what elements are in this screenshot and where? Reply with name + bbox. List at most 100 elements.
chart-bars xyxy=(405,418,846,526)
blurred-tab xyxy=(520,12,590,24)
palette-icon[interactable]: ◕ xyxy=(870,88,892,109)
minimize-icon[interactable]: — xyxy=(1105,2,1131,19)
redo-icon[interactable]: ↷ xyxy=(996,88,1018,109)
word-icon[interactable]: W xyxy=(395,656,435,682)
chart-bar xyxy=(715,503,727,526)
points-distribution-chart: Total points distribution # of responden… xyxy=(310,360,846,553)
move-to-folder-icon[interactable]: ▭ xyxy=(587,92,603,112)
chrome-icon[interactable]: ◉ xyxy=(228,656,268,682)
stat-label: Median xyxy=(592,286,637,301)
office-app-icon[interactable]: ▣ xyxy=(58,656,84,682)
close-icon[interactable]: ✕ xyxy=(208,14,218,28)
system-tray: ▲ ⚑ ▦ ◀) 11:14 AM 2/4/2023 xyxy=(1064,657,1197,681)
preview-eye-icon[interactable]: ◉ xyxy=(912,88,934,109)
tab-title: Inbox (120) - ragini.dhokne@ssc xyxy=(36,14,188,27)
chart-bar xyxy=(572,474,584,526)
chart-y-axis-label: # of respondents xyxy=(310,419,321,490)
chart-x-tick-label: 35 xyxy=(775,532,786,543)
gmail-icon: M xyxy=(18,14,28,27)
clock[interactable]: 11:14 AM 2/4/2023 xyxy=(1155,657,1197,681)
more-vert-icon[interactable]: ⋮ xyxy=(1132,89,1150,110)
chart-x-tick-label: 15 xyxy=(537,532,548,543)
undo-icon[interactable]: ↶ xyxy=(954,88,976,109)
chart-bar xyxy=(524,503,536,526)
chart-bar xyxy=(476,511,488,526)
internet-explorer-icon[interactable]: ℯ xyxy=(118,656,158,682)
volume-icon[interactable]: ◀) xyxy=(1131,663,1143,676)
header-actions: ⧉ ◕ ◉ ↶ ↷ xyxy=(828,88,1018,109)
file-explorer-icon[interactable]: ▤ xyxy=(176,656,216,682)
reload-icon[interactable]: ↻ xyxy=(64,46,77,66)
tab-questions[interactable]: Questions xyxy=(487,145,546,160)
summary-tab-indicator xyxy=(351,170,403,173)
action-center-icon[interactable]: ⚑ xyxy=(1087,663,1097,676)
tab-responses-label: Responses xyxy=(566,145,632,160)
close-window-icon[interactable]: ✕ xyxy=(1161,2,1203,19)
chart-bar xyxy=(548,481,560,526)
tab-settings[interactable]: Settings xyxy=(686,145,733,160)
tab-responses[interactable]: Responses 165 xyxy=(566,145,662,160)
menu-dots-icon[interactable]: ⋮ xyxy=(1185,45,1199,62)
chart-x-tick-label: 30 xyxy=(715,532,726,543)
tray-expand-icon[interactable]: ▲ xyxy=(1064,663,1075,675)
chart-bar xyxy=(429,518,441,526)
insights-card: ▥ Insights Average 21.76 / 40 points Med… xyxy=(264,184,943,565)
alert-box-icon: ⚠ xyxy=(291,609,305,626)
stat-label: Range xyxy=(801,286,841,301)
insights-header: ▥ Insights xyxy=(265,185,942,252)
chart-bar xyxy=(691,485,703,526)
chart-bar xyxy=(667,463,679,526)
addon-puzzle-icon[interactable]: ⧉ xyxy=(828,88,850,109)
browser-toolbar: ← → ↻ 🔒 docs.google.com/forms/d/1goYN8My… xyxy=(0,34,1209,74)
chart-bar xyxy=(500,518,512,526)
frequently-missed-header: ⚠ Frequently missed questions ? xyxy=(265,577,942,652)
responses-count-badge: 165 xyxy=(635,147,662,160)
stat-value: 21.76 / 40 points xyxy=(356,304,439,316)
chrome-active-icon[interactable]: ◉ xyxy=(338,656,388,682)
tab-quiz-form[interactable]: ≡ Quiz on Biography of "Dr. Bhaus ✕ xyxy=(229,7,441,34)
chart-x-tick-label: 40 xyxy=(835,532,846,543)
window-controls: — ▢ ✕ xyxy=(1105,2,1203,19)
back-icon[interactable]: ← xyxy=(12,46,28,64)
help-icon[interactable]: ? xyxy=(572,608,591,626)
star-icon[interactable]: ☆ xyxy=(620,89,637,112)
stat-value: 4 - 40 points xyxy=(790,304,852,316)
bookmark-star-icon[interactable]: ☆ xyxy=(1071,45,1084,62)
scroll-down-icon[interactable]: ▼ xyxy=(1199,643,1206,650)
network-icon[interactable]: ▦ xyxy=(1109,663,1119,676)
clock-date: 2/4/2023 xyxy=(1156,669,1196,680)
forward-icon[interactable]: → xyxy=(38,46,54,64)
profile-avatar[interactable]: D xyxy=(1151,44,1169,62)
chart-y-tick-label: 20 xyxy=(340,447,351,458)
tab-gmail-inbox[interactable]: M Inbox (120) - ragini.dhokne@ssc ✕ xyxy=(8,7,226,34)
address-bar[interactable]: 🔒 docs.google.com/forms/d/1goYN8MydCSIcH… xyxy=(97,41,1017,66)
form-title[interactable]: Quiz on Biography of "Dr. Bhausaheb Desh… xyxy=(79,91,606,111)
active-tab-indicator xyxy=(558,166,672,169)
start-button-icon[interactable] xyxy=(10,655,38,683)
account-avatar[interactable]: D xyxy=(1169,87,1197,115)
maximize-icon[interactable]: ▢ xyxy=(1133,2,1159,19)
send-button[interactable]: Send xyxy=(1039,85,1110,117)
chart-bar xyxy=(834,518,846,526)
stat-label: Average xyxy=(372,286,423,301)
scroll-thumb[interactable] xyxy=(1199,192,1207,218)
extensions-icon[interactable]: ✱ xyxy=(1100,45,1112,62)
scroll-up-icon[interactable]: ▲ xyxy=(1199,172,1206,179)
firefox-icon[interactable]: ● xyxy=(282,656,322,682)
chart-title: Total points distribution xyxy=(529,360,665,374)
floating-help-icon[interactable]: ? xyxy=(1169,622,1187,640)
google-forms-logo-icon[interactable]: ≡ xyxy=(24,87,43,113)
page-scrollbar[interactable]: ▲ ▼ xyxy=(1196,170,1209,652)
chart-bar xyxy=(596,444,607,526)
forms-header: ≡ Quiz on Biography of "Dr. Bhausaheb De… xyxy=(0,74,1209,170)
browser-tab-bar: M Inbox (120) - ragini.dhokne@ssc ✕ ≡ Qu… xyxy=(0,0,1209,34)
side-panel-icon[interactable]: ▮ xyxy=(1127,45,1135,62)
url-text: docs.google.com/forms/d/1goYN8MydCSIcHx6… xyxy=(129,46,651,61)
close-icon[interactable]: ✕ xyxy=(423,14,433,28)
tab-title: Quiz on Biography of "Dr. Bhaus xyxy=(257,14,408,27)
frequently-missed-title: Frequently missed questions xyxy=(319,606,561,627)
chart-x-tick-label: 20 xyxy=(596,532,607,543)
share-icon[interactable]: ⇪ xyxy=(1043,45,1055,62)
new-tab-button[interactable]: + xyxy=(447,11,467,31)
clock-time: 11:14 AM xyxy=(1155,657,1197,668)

- - - - - - -

Stated task: Reproduce the rows from their start through the line containing "summary-tab-indicator xyxy=(351,170,403,173)", substituting "dismiss-icon" for "close-icon" and leaving everything else unchanged.

Solution:
what elements are in this screenshot and where? Reply with name + bbox. List at most 100 elements.
chart-bars xyxy=(405,418,846,526)
blurred-tab xyxy=(520,12,590,24)
palette-icon[interactable]: ◕ xyxy=(870,88,892,109)
minimize-icon[interactable]: — xyxy=(1105,2,1131,19)
redo-icon[interactable]: ↷ xyxy=(996,88,1018,109)
word-icon[interactable]: W xyxy=(395,656,435,682)
chart-bar xyxy=(715,503,727,526)
points-distribution-chart: Total points distribution # of responden… xyxy=(310,360,846,553)
move-to-folder-icon[interactable]: ▭ xyxy=(587,92,603,112)
chrome-icon[interactable]: ◉ xyxy=(228,656,268,682)
stat-label: Median xyxy=(592,286,637,301)
office-app-icon[interactable]: ▣ xyxy=(58,656,84,682)
dismiss-icon[interactable]: ✕ xyxy=(208,14,218,28)
system-tray: ▲ ⚑ ▦ ◀) 11:14 AM 2/4/2023 xyxy=(1064,657,1197,681)
preview-eye-icon[interactable]: ◉ xyxy=(912,88,934,109)
tab-title: Inbox (120) - ragini.dhokne@ssc xyxy=(36,14,188,27)
chart-bar xyxy=(572,474,584,526)
chart-y-axis-label: # of respondents xyxy=(310,419,321,490)
chart-x-tick-label: 35 xyxy=(775,532,786,543)
gmail-icon: M xyxy=(18,14,28,27)
clock[interactable]: 11:14 AM 2/4/2023 xyxy=(1155,657,1197,681)
more-vert-icon[interactable]: ⋮ xyxy=(1132,89,1150,110)
chart-x-tick-label: 15 xyxy=(537,532,548,543)
undo-icon[interactable]: ↶ xyxy=(954,88,976,109)
chart-bar xyxy=(524,503,536,526)
chart-bar xyxy=(476,511,488,526)
internet-explorer-icon[interactable]: ℯ xyxy=(118,656,158,682)
volume-icon[interactable]: ◀) xyxy=(1131,663,1143,676)
header-actions: ⧉ ◕ ◉ ↶ ↷ xyxy=(828,88,1018,109)
file-explorer-icon[interactable]: ▤ xyxy=(176,656,216,682)
reload-icon[interactable]: ↻ xyxy=(64,46,77,66)
tab-questions[interactable]: Questions xyxy=(487,145,546,160)
summary-tab-indicator xyxy=(351,170,403,173)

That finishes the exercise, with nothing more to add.